─── Data entries ───
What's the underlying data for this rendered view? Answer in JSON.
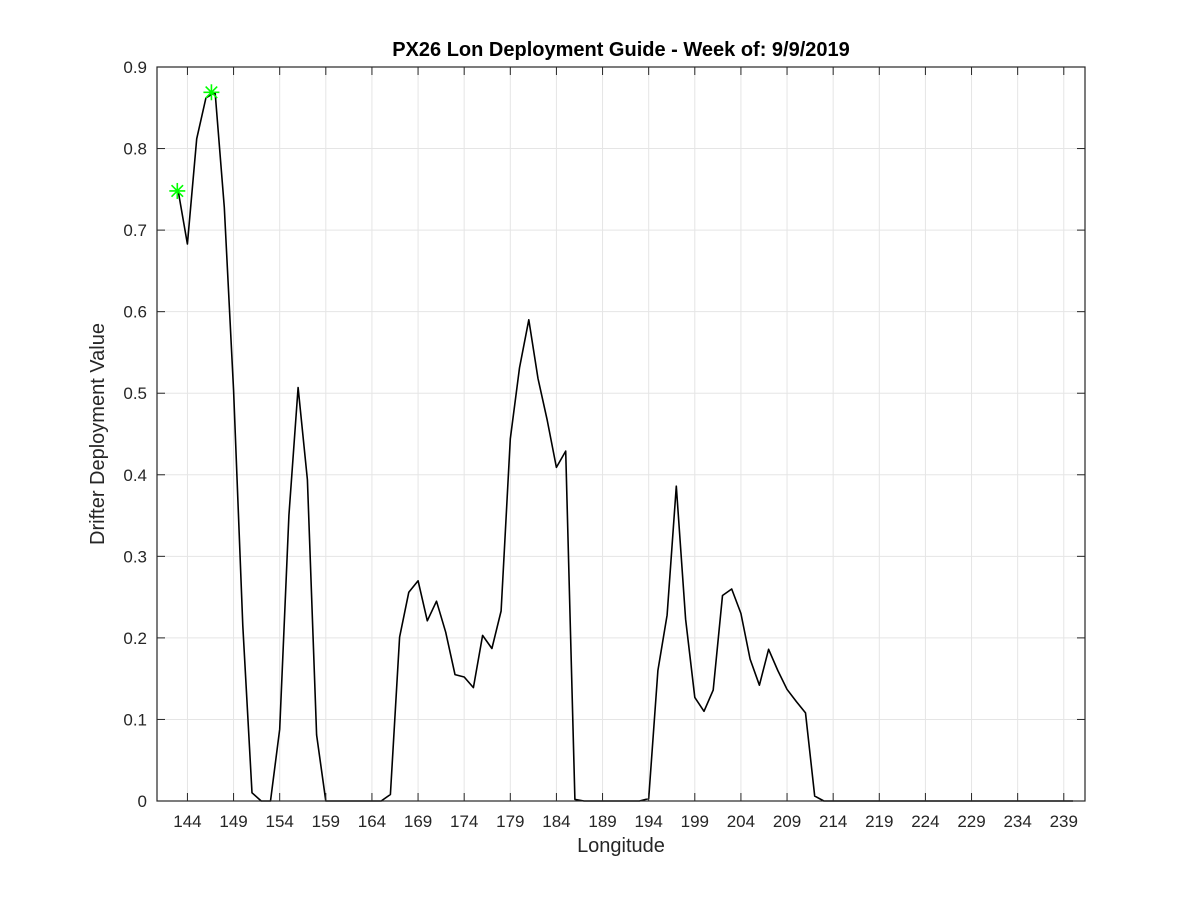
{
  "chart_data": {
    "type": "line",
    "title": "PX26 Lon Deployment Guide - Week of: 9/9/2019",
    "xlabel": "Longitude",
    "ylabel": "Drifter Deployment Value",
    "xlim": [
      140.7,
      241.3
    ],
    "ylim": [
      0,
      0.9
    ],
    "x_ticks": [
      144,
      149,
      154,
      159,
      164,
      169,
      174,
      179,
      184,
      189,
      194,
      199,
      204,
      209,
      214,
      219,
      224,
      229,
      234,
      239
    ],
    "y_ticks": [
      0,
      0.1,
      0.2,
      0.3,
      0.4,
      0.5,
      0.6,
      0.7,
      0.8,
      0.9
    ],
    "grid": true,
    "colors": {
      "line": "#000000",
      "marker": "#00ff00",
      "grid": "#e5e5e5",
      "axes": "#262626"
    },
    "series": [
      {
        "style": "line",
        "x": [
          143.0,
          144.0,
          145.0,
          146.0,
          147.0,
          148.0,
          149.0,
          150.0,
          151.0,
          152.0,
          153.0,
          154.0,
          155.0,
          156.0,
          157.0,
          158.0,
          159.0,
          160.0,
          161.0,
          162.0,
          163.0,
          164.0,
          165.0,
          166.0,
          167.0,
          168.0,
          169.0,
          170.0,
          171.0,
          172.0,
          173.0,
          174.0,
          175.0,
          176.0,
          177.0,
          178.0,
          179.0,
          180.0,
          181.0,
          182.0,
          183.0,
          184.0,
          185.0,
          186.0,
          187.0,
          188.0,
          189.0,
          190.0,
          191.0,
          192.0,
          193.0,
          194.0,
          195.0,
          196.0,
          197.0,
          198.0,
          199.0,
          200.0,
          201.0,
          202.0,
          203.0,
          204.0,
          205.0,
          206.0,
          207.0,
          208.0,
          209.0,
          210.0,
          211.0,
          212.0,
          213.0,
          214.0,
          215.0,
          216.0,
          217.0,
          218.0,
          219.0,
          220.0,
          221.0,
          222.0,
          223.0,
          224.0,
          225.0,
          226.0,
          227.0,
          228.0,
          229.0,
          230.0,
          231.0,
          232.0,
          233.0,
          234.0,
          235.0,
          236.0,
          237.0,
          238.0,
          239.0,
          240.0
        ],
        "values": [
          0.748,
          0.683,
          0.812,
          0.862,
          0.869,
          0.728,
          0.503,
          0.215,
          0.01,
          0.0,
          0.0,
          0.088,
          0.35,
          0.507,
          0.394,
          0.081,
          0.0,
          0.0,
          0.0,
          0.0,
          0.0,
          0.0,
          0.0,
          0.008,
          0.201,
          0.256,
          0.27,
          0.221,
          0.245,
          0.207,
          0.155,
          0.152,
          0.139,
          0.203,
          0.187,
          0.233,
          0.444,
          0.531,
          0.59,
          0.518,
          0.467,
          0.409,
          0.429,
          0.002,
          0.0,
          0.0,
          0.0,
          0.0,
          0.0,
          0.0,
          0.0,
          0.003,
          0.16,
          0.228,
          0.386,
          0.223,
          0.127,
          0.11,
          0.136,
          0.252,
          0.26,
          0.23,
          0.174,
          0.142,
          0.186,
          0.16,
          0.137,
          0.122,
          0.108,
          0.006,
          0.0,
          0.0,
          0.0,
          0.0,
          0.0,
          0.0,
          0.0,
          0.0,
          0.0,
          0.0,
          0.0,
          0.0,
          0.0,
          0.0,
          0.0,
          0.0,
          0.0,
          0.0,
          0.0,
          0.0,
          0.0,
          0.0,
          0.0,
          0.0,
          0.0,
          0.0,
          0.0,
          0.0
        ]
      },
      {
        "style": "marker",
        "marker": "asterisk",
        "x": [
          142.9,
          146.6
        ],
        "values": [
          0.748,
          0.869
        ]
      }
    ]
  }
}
───
• [Required task]:
Restate the listing above word for word, and skip the pictures.

• [Solution]:
What's the underlying data for this rendered view? Answer in JSON.
{
  "chart_data": {
    "type": "line",
    "title": "PX26 Lon Deployment Guide - Week of: 9/9/2019",
    "xlabel": "Longitude",
    "ylabel": "Drifter Deployment Value",
    "xlim": [
      140.7,
      241.3
    ],
    "ylim": [
      0,
      0.9
    ],
    "x_ticks": [
      144,
      149,
      154,
      159,
      164,
      169,
      174,
      179,
      184,
      189,
      194,
      199,
      204,
      209,
      214,
      219,
      224,
      229,
      234,
      239
    ],
    "y_ticks": [
      0,
      0.1,
      0.2,
      0.3,
      0.4,
      0.5,
      0.6,
      0.7,
      0.8,
      0.9
    ],
    "grid": true,
    "colors": {
      "line": "#000000",
      "marker": "#00ff00",
      "grid": "#e5e5e5",
      "axes": "#262626"
    },
    "series": [
      {
        "style": "line",
        "x": [
          143.0,
          144.0,
          145.0,
          146.0,
          147.0,
          148.0,
          149.0,
          150.0,
          151.0,
          152.0,
          153.0,
          154.0,
          155.0,
          156.0,
          157.0,
          158.0,
          159.0,
          160.0,
          161.0,
          162.0,
          163.0,
          164.0,
          165.0,
          166.0,
          167.0,
          168.0,
          169.0,
          170.0,
          171.0,
          172.0,
          173.0,
          174.0,
          175.0,
          176.0,
          177.0,
          178.0,
          179.0,
          180.0,
          181.0,
          182.0,
          183.0,
          184.0,
          185.0,
          186.0,
          187.0,
          188.0,
          189.0,
          190.0,
          191.0,
          192.0,
          193.0,
          194.0,
          195.0,
          196.0,
          197.0,
          198.0,
          199.0,
          200.0,
          201.0,
          202.0,
          203.0,
          204.0,
          205.0,
          206.0,
          207.0,
          208.0,
          209.0,
          210.0,
          211.0,
          212.0,
          213.0,
          214.0,
          215.0,
          216.0,
          217.0,
          218.0,
          219.0,
          220.0,
          221.0,
          222.0,
          223.0,
          224.0,
          225.0,
          226.0,
          227.0,
          228.0,
          229.0,
          230.0,
          231.0,
          232.0,
          233.0,
          234.0,
          235.0,
          236.0,
          237.0,
          238.0,
          239.0,
          240.0
        ],
        "values": [
          0.748,
          0.683,
          0.812,
          0.862,
          0.869,
          0.728,
          0.503,
          0.215,
          0.01,
          0.0,
          0.0,
          0.088,
          0.35,
          0.507,
          0.394,
          0.081,
          0.0,
          0.0,
          0.0,
          0.0,
          0.0,
          0.0,
          0.0,
          0.008,
          0.201,
          0.256,
          0.27,
          0.221,
          0.245,
          0.207,
          0.155,
          0.152,
          0.139,
          0.203,
          0.187,
          0.233,
          0.444,
          0.531,
          0.59,
          0.518,
          0.467,
          0.409,
          0.429,
          0.002,
          0.0,
          0.0,
          0.0,
          0.0,
          0.0,
          0.0,
          0.0,
          0.003,
          0.16,
          0.228,
          0.386,
          0.223,
          0.127,
          0.11,
          0.136,
          0.252,
          0.26,
          0.23,
          0.174,
          0.142,
          0.186,
          0.16,
          0.137,
          0.122,
          0.108,
          0.006,
          0.0,
          0.0,
          0.0,
          0.0,
          0.0,
          0.0,
          0.0,
          0.0,
          0.0,
          0.0,
          0.0,
          0.0,
          0.0,
          0.0,
          0.0,
          0.0,
          0.0,
          0.0,
          0.0,
          0.0,
          0.0,
          0.0,
          0.0,
          0.0,
          0.0,
          0.0,
          0.0,
          0.0
        ]
      },
      {
        "style": "marker",
        "marker": "asterisk",
        "x": [
          142.9,
          146.6
        ],
        "values": [
          0.748,
          0.869
        ]
      }
    ]
  }
}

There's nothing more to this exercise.